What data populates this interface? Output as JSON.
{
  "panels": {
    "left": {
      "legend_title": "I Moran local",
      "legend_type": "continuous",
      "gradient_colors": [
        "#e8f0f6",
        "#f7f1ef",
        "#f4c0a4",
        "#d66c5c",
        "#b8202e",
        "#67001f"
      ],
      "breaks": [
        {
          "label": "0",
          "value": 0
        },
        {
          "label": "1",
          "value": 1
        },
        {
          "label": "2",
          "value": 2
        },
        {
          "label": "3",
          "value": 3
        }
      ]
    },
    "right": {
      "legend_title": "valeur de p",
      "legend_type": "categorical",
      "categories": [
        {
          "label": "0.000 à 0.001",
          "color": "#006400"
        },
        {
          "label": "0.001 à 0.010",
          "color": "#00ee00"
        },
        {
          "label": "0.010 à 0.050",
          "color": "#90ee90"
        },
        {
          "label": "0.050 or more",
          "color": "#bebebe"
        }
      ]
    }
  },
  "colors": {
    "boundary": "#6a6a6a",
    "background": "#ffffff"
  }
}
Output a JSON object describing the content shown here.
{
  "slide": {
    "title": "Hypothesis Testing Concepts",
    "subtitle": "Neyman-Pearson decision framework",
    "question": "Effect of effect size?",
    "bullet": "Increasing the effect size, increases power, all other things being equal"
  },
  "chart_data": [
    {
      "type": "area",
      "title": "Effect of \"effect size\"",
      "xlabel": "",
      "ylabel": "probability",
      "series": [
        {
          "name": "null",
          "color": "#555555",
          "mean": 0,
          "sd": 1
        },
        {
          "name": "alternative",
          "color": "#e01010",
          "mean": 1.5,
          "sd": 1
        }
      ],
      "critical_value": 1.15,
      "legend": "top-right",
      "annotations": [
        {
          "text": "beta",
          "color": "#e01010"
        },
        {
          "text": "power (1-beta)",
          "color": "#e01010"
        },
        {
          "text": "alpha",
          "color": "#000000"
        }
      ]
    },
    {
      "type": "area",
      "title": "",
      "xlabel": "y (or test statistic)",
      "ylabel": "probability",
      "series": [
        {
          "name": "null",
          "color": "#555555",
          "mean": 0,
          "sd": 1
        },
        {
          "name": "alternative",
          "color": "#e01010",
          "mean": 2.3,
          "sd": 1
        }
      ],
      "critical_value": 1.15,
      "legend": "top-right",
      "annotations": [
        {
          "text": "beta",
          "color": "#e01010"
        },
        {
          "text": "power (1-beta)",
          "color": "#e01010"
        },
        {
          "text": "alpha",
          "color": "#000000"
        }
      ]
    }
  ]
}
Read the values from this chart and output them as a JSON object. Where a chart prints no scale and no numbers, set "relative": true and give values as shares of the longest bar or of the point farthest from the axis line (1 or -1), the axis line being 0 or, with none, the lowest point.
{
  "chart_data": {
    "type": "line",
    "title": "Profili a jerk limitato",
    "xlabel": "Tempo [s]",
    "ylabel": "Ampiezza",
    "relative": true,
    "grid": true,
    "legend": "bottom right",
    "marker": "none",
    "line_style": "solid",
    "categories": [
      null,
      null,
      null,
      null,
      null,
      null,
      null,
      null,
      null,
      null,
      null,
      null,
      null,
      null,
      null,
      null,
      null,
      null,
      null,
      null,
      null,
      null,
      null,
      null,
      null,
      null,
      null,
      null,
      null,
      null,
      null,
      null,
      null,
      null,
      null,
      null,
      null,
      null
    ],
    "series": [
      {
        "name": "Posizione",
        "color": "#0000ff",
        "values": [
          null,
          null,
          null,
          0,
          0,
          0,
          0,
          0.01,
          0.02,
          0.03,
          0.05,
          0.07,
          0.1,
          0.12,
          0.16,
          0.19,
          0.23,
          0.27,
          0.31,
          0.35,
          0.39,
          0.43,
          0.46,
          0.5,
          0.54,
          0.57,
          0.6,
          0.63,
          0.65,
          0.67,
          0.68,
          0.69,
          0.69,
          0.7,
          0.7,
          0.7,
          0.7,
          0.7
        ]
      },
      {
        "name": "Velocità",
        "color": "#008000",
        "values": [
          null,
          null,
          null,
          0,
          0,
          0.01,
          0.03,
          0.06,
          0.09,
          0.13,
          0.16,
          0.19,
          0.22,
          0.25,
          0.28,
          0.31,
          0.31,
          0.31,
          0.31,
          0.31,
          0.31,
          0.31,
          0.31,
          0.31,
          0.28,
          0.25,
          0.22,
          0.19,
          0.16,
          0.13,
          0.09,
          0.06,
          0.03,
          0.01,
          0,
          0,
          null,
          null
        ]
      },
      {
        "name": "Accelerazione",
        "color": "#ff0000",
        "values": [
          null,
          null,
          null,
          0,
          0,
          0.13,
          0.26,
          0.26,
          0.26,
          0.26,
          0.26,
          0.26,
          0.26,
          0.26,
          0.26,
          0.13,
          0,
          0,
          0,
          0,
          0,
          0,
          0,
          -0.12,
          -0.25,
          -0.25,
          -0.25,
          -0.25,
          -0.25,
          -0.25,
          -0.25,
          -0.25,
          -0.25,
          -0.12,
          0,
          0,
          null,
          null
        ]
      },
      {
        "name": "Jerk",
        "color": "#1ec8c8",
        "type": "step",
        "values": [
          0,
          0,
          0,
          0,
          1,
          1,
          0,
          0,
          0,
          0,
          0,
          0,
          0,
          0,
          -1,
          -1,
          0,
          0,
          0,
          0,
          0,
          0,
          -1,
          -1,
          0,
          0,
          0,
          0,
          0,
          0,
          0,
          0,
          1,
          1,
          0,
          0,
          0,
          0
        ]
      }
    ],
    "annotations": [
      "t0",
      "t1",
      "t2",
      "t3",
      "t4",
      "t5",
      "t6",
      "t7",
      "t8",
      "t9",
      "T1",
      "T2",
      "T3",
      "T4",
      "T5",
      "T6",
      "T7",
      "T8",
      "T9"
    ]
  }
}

════════

◆ Work instructions
Print out the whole listing exactly as it appears.

◆ Response for this exercise
What data populates this interface? Output as JSON.
{
  "panels": {
    "left": {
      "legend_title": "I Moran local",
      "legend_type": "continuous",
      "gradient_colors": [
        "#e8f0f6",
        "#f7f1ef",
        "#f4c0a4",
        "#d66c5c",
        "#b8202e",
        "#67001f"
      ],
      "breaks": [
        {
          "label": "0",
          "value": 0
        },
        {
          "label": "1",
          "value": 1
        },
        {
          "label": "2",
          "value": 2
        },
        {
          "label": "3",
          "value": 3
        }
      ]
    },
    "right": {
      "legend_title": "valeur de p",
      "legend_type": "categorical",
      "categories": [
        {
          "label": "0.000 à 0.001",
          "color": "#006400"
        },
        {
          "label": "0.001 à 0.010",
          "color": "#00ee00"
        },
        {
          "label": "0.010 à 0.050",
          "color": "#90ee90"
        },
        {
          "label": "0.050 or more",
          "color": "#bebebe"
        }
      ]
    }
  },
  "colors": {
    "boundary": "#6a6a6a",
    "background": "#ffffff"
  }
}
Output a JSON object describing the content shown here.
{
  "slide": {
    "title": "Hypothesis Testing Concepts",
    "subtitle": "Neyman-Pearson decision framework",
    "question": "Effect of effect size?",
    "bullet": "Increasing the effect size, increases power, all other things being equal"
  },
  "chart_data": [
    {
      "type": "area",
      "title": "Effect of \"effect size\"",
      "xlabel": "",
      "ylabel": "probability",
      "series": [
        {
          "name": "null",
          "color": "#555555",
          "mean": 0,
          "sd": 1
        },
        {
          "name": "alternative",
          "color": "#e01010",
          "mean": 1.5,
          "sd": 1
        }
      ],
      "critical_value": 1.15,
      "legend": "top-right",
      "annotations": [
        {
          "text": "beta",
          "color": "#e01010"
        },
        {
          "text": "power (1-beta)",
          "color": "#e01010"
        },
        {
          "text": "alpha",
          "color": "#000000"
        }
      ]
    },
    {
      "type": "area",
      "title": "",
      "xlabel": "y (or test statistic)",
      "ylabel": "probability",
      "series": [
        {
          "name": "null",
          "color": "#555555",
          "mean": 0,
          "sd": 1
        },
        {
          "name": "alternative",
          "color": "#e01010",
          "mean": 2.3,
          "sd": 1
        }
      ],
      "critical_value": 1.15,
      "legend": "top-right",
      "annotations": [
        {
          "text": "beta",
          "color": "#e01010"
        },
        {
          "text": "power (1-beta)",
          "color": "#e01010"
        },
        {
          "text": "alpha",
          "color": "#000000"
        }
      ]
    }
  ]
}
Read the values from this chart and output them as a JSON object. Where a chart prints no scale and no numbers, set "relative": true and give values as shares of the longest bar or of the point farthest from the axis line (1 or -1), the axis line being 0 or, with none, the lowest point.
{
  "chart_data": {
    "type": "line",
    "title": "Profili a jerk limitato",
    "xlabel": "Tempo [s]",
    "ylabel": "Ampiezza",
    "relative": true,
    "grid": true,
    "legend": "bottom right",
    "marker": "none",
    "line_style": "solid",
    "categories": [
      null,
      null,
      null,
      null,
      null,
      null,
      null,
      null,
      null,
      null,
      null,
      null,
      null,
      null,
      null,
      null,
      null,
      null,
      null,
      null,
      null,
      null,
      null,
      null,
      null,
      null,
      null,
      null,
      null,
      null,
      null,
      null,
      null,
      null,
      null,
      null,
      null,
      null
    ],
    "series": [
      {
        "name": "Posizione",
        "color": "#0000ff",
        "values": [
          null,
          null,
          null,
          0,
          0,
          0,
          0,
          0.01,
          0.02,
          0.03,
          0.05,
          0.07,
          0.1,
          0.12,
          0.16,
          0.19,
          0.23,
          0.27,
          0.31,
          0.35,
          0.39,
          0.43,
          0.46,
          0.5,
          0.54,
          0.57,
          0.6,
          0.63,
          0.65,
          0.67,
          0.68,
          0.69,
          0.69,
          0.7,
          0.7,
          0.7,
          0.7,
          0.7
        ]
      },
      {
        "name": "Velocità",
        "color": "#008000",
        "values": [
          null,
          null,
          null,
          0,
          0,
          0.01,
          0.03,
          0.06,
          0.09,
          0.13,
          0.16,
          0.19,
          0.22,
          0.25,
          0.28,
          0.31,
          0.31,
          0.31,
          0.31,
          0.31,
          0.31,
          0.31,
          0.31,
          0.31,
          0.28,
          0.25,
          0.22,
          0.19,
          0.16,
          0.13,
          0.09,
          0.06,
          0.03,
          0.01,
          0,
          0,
          null,
          null
        ]
      },
      {
        "name": "Accelerazione",
        "color": "#ff0000",
        "values": [
          null,
          null,
          null,
          0,
          0,
          0.13,
          0.26,
          0.26,
          0.26,
          0.26,
          0.26,
          0.26,
          0.26,
          0.26,
          0.26,
          0.13,
          0,
          0,
          0,
          0,
          0,
          0,
          0,
          -0.12,
          -0.25,
          -0.25,
          -0.25,
          -0.25,
          -0.25,
          -0.25,
          -0.25,
          -0.25,
          -0.25,
          -0.12,
          0,
          0,
          null,
          null
        ]
      },
      {
        "name": "Jerk",
        "color": "#1ec8c8",
        "type": "step",
        "values": [
          0,
          0,
          0,
          0,
          1,
          1,
          0,
          0,
          0,
          0,
          0,
          0,
          0,
          0,
          -1,
          -1,
          0,
          0,
          0,
          0,
          0,
          0,
          -1,
          -1,
          0,
          0,
          0,
          0,
          0,
          0,
          0,
          0,
          1,
          1,
          0,
          0,
          0,
          0
        ]
      }
    ],
    "annotations": [
      "t0",
      "t1",
      "t2",
      "t3",
      "t4",
      "t5",
      "t6",
      "t7",
      "t8",
      "t9",
      "T1",
      "T2",
      "T3",
      "T4",
      "T5",
      "T6",
      "T7",
      "T8",
      "T9"
    ]
  }
}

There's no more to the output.